**PROMPT**:
Take from the listing each line that has the string "type".

**EXCERPTED RECORDS**:
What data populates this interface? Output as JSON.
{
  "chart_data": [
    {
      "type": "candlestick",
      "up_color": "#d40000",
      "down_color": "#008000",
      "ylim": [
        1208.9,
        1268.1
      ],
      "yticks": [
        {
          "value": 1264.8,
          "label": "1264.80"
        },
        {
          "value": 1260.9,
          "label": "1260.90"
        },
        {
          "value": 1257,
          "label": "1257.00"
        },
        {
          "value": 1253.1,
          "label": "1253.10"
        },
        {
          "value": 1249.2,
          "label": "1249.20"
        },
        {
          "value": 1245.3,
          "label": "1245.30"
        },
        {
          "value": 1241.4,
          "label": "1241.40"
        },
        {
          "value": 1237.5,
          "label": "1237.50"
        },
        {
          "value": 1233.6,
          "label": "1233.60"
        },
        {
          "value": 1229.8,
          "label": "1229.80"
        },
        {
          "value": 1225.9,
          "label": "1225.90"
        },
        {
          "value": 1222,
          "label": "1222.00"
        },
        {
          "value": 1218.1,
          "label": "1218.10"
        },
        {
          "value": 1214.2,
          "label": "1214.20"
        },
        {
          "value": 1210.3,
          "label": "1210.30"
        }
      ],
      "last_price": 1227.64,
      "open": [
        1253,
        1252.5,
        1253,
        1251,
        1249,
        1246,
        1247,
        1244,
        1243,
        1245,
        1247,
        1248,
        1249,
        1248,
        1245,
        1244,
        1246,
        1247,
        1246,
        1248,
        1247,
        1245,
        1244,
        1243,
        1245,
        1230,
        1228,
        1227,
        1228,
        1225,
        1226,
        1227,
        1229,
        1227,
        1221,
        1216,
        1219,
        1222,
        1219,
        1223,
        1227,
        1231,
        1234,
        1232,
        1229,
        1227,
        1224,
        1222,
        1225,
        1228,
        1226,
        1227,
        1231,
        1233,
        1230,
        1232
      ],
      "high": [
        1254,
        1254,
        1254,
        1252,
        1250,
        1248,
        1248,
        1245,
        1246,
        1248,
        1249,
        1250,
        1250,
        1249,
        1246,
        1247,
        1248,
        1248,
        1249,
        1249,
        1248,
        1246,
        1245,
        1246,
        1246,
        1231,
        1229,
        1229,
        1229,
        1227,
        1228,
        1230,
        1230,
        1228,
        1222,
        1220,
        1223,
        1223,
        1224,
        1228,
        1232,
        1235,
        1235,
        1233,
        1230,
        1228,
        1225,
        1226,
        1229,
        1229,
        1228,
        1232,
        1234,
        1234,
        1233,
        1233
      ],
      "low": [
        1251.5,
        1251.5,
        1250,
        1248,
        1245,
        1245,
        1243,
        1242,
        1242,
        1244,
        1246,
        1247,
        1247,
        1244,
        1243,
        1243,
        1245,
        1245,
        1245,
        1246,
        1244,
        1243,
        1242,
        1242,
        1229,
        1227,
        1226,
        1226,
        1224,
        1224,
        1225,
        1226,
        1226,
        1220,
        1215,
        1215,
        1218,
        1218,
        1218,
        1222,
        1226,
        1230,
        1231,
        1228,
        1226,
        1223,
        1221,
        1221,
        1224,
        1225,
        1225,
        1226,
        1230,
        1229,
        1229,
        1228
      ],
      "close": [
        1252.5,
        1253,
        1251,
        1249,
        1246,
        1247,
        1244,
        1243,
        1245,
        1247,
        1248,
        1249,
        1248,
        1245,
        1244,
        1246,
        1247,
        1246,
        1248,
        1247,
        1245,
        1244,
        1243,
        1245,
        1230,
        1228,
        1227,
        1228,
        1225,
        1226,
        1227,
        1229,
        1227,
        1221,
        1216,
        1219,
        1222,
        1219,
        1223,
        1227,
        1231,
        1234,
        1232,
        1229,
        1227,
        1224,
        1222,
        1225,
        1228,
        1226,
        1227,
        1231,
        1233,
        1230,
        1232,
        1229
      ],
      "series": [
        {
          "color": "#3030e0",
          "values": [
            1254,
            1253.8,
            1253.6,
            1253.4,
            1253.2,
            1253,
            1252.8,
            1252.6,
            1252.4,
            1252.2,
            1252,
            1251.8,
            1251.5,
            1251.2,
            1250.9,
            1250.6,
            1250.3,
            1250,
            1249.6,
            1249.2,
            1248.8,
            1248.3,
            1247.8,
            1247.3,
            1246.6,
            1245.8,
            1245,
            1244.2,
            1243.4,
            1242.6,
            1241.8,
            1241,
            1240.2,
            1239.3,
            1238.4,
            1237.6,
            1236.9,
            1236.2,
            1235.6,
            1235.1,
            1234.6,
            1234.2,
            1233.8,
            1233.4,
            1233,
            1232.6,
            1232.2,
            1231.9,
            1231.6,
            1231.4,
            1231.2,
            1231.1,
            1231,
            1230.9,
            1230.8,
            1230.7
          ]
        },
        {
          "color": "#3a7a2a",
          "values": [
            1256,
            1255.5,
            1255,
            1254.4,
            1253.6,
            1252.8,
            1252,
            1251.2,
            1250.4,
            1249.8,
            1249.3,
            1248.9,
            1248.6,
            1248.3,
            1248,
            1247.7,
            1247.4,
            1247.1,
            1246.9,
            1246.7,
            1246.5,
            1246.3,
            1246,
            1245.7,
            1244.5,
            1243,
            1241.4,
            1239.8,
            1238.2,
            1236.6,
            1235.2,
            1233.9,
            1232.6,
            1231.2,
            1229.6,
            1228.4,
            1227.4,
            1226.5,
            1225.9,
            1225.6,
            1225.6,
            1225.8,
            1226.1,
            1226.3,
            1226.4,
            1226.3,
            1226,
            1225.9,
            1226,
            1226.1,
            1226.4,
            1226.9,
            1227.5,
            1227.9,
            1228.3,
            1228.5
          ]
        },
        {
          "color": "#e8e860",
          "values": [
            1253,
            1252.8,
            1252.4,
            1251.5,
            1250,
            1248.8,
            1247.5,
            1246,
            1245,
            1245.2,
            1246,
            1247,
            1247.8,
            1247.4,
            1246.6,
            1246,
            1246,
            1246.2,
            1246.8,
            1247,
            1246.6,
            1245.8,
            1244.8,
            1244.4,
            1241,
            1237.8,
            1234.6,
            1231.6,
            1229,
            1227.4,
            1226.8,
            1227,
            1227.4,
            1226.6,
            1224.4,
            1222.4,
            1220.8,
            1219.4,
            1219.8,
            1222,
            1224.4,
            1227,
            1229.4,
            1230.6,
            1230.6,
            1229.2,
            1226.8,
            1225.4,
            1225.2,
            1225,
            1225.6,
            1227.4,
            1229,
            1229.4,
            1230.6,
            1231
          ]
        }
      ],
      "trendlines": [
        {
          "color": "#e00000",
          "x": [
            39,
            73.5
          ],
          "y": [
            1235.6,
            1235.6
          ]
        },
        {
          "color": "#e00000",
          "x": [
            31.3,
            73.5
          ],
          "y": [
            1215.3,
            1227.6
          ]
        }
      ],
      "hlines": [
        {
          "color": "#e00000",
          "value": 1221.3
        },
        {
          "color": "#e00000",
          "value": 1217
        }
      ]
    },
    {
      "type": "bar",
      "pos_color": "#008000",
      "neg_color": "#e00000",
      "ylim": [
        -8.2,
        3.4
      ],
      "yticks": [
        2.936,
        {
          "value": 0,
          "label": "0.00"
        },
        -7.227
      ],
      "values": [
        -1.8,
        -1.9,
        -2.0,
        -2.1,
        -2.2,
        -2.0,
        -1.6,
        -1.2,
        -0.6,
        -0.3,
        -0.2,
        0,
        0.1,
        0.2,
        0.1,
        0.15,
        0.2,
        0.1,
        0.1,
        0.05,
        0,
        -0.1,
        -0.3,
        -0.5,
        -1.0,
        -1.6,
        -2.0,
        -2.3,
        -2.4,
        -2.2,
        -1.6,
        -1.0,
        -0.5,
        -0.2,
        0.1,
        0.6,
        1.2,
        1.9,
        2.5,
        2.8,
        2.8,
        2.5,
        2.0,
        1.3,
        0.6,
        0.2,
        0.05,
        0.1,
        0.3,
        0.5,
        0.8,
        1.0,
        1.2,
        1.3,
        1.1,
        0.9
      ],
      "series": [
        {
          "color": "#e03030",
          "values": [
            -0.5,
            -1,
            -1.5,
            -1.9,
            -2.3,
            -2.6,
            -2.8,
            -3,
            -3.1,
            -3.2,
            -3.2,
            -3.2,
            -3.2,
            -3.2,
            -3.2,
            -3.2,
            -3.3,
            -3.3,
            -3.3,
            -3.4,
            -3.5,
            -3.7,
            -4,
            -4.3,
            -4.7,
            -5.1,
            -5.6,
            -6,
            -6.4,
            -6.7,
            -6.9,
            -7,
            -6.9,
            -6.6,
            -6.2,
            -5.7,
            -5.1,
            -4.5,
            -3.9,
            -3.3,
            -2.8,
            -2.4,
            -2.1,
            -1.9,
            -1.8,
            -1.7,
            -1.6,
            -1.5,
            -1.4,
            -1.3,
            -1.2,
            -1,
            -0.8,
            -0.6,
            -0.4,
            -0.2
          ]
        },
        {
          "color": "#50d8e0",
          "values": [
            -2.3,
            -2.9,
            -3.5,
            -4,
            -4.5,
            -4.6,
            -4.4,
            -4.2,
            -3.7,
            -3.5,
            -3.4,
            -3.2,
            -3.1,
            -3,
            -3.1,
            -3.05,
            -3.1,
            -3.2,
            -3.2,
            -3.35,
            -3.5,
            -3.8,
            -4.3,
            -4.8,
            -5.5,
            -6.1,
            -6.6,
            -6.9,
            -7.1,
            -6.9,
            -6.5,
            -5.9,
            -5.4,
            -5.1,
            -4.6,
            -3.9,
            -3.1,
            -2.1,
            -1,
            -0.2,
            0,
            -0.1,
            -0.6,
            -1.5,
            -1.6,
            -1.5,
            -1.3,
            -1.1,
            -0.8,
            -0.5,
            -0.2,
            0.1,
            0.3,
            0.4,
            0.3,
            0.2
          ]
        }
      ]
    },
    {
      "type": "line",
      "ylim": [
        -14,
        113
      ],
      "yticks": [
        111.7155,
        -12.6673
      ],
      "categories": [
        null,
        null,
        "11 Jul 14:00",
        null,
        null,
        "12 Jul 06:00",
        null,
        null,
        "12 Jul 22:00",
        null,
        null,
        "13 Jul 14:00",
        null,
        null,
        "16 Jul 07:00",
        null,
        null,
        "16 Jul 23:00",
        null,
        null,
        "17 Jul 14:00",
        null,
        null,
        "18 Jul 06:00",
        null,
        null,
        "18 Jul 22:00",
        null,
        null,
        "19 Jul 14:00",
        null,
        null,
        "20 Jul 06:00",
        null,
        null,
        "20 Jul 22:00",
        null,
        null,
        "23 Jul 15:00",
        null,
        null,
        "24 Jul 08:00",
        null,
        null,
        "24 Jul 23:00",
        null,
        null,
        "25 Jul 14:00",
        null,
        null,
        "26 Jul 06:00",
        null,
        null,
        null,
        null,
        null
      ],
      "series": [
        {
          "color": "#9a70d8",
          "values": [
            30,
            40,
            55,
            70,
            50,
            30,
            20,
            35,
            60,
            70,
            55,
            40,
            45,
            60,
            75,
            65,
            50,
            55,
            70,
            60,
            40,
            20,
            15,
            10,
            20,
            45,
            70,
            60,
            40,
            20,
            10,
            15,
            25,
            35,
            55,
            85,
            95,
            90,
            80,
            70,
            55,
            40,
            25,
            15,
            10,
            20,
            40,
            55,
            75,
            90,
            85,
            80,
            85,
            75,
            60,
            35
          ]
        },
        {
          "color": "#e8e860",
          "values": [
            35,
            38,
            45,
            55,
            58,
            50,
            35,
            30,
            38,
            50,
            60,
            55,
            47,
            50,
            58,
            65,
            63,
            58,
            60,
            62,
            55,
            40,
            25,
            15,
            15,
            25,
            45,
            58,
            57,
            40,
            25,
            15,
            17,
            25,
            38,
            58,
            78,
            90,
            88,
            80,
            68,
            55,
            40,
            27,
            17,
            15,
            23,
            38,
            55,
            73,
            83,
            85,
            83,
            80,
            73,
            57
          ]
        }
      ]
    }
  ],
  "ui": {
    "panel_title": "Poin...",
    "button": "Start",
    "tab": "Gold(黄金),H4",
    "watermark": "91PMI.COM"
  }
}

**RESULT FOR THIS TASK**:
      "type": "candlestick",
      "type": "bar",
      "type": "line",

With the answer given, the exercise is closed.